• Task requirements
Set down every entry again word for word, please, but skip the pictures.

• Dataset excerpts
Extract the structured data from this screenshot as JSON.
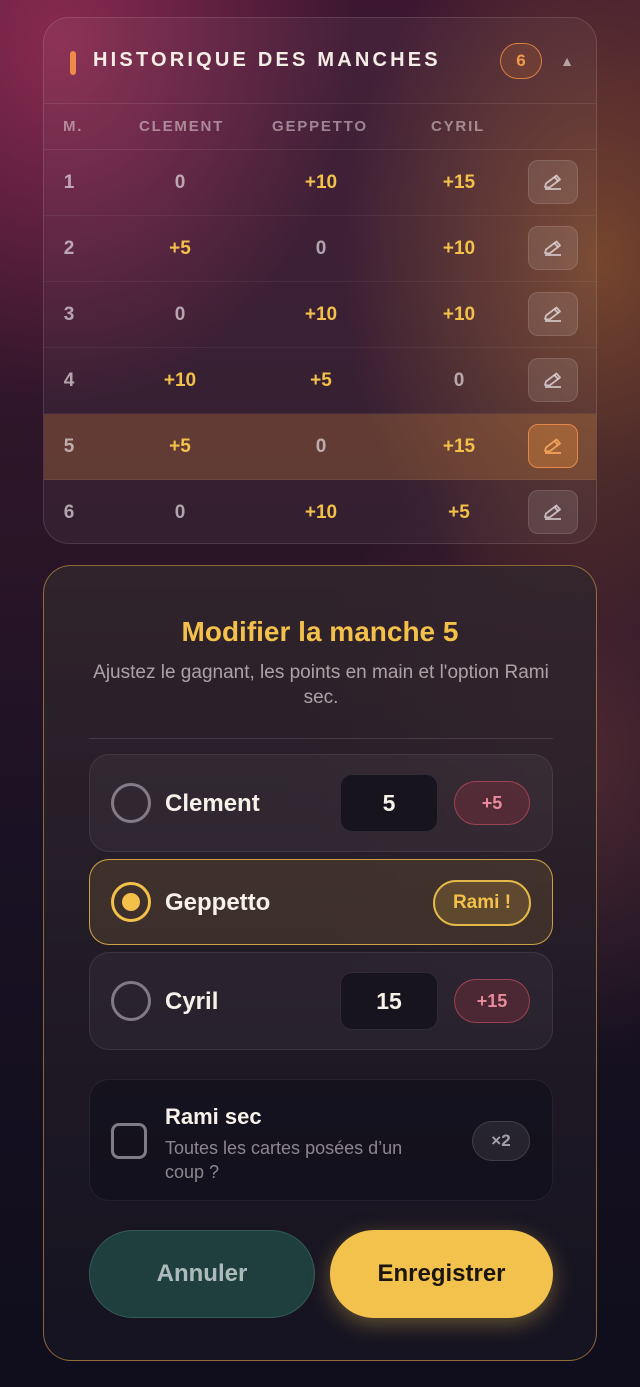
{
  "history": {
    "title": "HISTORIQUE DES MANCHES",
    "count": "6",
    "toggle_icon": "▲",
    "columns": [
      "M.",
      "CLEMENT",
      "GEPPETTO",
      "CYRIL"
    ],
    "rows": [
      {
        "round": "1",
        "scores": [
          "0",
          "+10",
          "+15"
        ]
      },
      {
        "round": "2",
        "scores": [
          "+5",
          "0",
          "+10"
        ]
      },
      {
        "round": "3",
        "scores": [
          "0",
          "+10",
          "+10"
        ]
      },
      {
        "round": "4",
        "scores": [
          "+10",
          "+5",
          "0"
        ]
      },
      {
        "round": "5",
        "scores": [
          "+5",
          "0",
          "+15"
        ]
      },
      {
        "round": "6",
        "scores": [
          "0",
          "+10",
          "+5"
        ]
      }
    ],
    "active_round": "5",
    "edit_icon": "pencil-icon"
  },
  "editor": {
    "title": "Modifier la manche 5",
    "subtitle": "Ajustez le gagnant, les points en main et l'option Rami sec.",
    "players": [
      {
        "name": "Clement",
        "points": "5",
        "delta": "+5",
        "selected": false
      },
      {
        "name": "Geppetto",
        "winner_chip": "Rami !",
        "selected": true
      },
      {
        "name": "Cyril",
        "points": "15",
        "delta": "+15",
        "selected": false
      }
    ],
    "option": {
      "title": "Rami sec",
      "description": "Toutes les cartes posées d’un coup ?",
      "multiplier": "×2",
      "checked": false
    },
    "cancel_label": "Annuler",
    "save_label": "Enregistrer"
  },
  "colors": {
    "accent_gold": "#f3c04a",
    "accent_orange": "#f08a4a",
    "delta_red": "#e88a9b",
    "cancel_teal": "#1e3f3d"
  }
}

• Task result
Extract the structured data from this screenshot as JSON.
{
  "history": {
    "title": "HISTORIQUE DES MANCHES",
    "count": "6",
    "toggle_icon": "▲",
    "columns": [
      "M.",
      "CLEMENT",
      "GEPPETTO",
      "CYRIL"
    ],
    "rows": [
      {
        "round": "1",
        "scores": [
          "0",
          "+10",
          "+15"
        ]
      },
      {
        "round": "2",
        "scores": [
          "+5",
          "0",
          "+10"
        ]
      },
      {
        "round": "3",
        "scores": [
          "0",
          "+10",
          "+10"
        ]
      },
      {
        "round": "4",
        "scores": [
          "+10",
          "+5",
          "0"
        ]
      },
      {
        "round": "5",
        "scores": [
          "+5",
          "0",
          "+15"
        ]
      },
      {
        "round": "6",
        "scores": [
          "0",
          "+10",
          "+5"
        ]
      }
    ],
    "active_round": "5",
    "edit_icon": "pencil-icon"
  },
  "editor": {
    "title": "Modifier la manche 5",
    "subtitle": "Ajustez le gagnant, les points en main et l'option Rami sec.",
    "players": [
      {
        "name": "Clement",
        "points": "5",
        "delta": "+5",
        "selected": false
      },
      {
        "name": "Geppetto",
        "winner_chip": "Rami !",
        "selected": true
      },
      {
        "name": "Cyril",
        "points": "15",
        "delta": "+15",
        "selected": false
      }
    ],
    "option": {
      "title": "Rami sec",
      "description": "Toutes les cartes posées d’un coup ?",
      "multiplier": "×2",
      "checked": false
    },
    "cancel_label": "Annuler",
    "save_label": "Enregistrer"
  },
  "colors": {
    "accent_gold": "#f3c04a",
    "accent_orange": "#f08a4a",
    "delta_red": "#e88a9b",
    "cancel_teal": "#1e3f3d"
  }
}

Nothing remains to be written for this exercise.